* begin DATA LINES *
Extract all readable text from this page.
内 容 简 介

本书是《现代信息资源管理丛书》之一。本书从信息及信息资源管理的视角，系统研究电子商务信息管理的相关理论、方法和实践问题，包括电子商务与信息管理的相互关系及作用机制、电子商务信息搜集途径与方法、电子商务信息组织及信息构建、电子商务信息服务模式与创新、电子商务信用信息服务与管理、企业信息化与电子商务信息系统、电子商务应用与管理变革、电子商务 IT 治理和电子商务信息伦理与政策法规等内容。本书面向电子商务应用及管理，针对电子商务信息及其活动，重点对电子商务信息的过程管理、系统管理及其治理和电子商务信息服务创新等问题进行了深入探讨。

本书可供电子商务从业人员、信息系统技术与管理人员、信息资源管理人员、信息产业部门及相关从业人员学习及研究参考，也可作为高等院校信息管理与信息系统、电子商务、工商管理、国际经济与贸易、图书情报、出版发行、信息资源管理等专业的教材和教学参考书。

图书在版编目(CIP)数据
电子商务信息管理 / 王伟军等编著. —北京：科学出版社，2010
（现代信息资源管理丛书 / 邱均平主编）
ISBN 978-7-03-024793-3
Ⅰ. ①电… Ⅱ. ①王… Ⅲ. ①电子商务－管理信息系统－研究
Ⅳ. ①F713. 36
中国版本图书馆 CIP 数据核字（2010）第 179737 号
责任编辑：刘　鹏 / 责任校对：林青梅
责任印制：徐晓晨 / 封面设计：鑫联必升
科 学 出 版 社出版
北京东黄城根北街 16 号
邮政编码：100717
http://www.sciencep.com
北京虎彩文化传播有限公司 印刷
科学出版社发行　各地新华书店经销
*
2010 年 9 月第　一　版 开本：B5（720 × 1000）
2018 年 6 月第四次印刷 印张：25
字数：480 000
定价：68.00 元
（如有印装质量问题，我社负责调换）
* end DATA LINES *
**GIVEN INSTRUCTION**: Recopy all the lines exactly as they appear.

**FINAL ANSWER**:
Extract all readable text from this page.
内 容 简 介

本书是《现代信息资源管理丛书》之一。本书从信息及信息资源管理的视角，系统研究电子商务信息管理的相关理论、方法和实践问题，包括电子商务与信息管理的相互关系及作用机制、电子商务信息搜集途径与方法、电子商务信息组织及信息构建、电子商务信息服务模式与创新、电子商务信用信息服务与管理、企业信息化与电子商务信息系统、电子商务应用与管理变革、电子商务 IT 治理和电子商务信息伦理与政策法规等内容。本书面向电子商务应用及管理，针对电子商务信息及其活动，重点对电子商务信息的过程管理、系统管理及其治理和电子商务信息服务创新等问题进行了深入探讨。

本书可供电子商务从业人员、信息系统技术与管理人员、信息资源管理人员、信息产业部门及相关从业人员学习及研究参考，也可作为高等院校信息管理与信息系统、电子商务、工商管理、国际经济与贸易、图书情报、出版发行、信息资源管理等专业的教材和教学参考书。

图书在版编目(CIP)数据
电子商务信息管理 / 王伟军等编著. —北京：科学出版社，2010
（现代信息资源管理丛书 / 邱均平主编）
ISBN 978-7-03-024793-3
Ⅰ. ①电… Ⅱ. ①王… Ⅲ. ①电子商务－管理信息系统－研究
Ⅳ. ①F713. 36
中国版本图书馆 CIP 数据核字（2010）第 179737 号
责任编辑：刘　鹏 / 责任校对：林青梅
责任印制：徐晓晨 / 封面设计：鑫联必升
科 学 出 版 社出版
北京东黄城根北街 16 号
邮政编码：100717
http://www.sciencep.com
北京虎彩文化传播有限公司 印刷
科学出版社发行　各地新华书店经销
*
2010 年 9 月第　一　版 开本：B5（720 × 1000）
2018 年 6 月第四次印刷 印张：25
字数：480 000
定价：68.00 元
（如有印装质量问题，我社负责调换）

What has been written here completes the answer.